Stored items from a collection
-*-

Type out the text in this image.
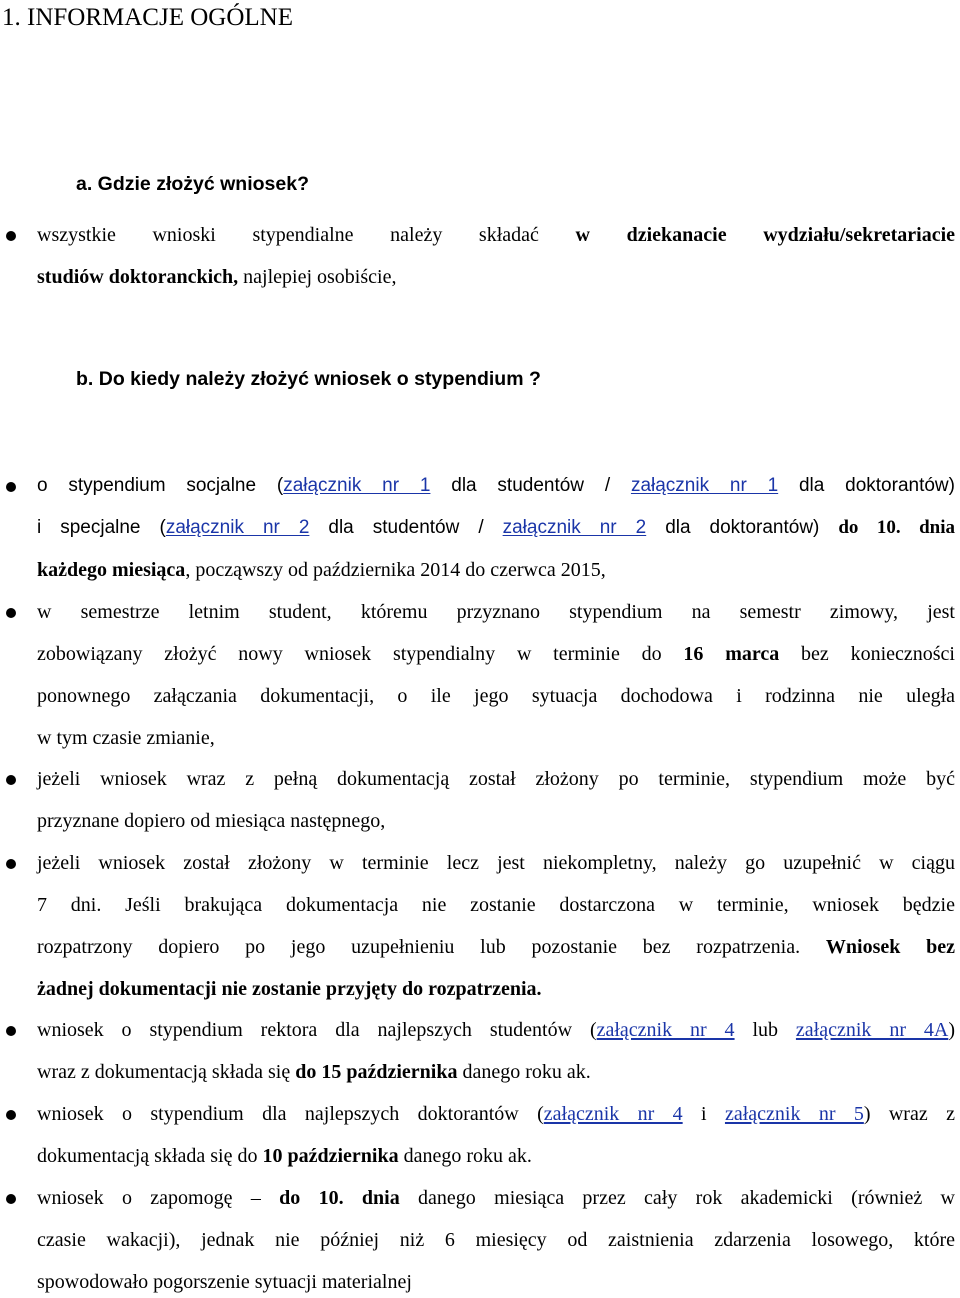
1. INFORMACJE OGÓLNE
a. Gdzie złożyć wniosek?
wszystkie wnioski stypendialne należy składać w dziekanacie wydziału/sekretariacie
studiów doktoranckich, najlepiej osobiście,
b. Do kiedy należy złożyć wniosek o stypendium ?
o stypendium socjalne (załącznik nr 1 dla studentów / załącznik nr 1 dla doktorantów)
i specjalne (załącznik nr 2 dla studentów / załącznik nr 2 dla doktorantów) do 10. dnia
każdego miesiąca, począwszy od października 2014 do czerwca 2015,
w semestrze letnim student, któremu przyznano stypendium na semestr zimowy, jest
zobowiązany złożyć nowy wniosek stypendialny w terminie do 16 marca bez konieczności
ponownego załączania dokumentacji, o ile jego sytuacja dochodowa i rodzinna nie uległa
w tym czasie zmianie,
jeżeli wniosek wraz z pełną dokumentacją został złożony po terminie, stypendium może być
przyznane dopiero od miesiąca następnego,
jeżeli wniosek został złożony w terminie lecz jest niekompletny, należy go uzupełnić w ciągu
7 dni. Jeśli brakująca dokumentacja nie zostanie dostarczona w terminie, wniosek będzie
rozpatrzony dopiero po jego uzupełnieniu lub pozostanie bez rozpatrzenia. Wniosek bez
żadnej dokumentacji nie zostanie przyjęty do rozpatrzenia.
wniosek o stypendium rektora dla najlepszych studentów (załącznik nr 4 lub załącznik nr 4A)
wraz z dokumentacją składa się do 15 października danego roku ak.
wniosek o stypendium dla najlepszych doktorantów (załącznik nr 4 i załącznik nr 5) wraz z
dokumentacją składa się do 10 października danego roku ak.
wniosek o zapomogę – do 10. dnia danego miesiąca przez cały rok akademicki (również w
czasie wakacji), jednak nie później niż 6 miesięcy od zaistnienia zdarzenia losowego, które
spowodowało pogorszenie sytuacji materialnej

-*-

• TASK STATEMENT
Images in the records should not be copied. Repeat all the rest exactly.

• RIGHT ANSWER
Type out the text in this image.
1. INFORMACJE OGÓLNE
a. Gdzie złożyć wniosek?
wszystkie wnioski stypendialne należy składać w dziekanacie wydziału/sekretariacie
studiów doktoranckich, najlepiej osobiście,
b. Do kiedy należy złożyć wniosek o stypendium ?
o stypendium socjalne (załącznik nr 1 dla studentów / załącznik nr 1 dla doktorantów)
i specjalne (załącznik nr 2 dla studentów / załącznik nr 2 dla doktorantów) do 10. dnia
każdego miesiąca, począwszy od października 2014 do czerwca 2015,
w semestrze letnim student, któremu przyznano stypendium na semestr zimowy, jest
zobowiązany złożyć nowy wniosek stypendialny w terminie do 16 marca bez konieczności
ponownego załączania dokumentacji, o ile jego sytuacja dochodowa i rodzinna nie uległa
w tym czasie zmianie,
jeżeli wniosek wraz z pełną dokumentacją został złożony po terminie, stypendium może być
przyznane dopiero od miesiąca następnego,
jeżeli wniosek został złożony w terminie lecz jest niekompletny, należy go uzupełnić w ciągu
7 dni. Jeśli brakująca dokumentacja nie zostanie dostarczona w terminie, wniosek będzie
rozpatrzony dopiero po jego uzupełnieniu lub pozostanie bez rozpatrzenia. Wniosek bez
żadnej dokumentacji nie zostanie przyjęty do rozpatrzenia.
wniosek o stypendium rektora dla najlepszych studentów (załącznik nr 4 lub załącznik nr 4A)
wraz z dokumentacją składa się do 15 października danego roku ak.
wniosek o stypendium dla najlepszych doktorantów (załącznik nr 4 i załącznik nr 5) wraz z
dokumentacją składa się do 10 października danego roku ak.
wniosek o zapomogę – do 10. dnia danego miesiąca przez cały rok akademicki (również w
czasie wakacji), jednak nie później niż 6 miesięcy od zaistnienia zdarzenia losowego, które
spowodowało pogorszenie sytuacji materialnej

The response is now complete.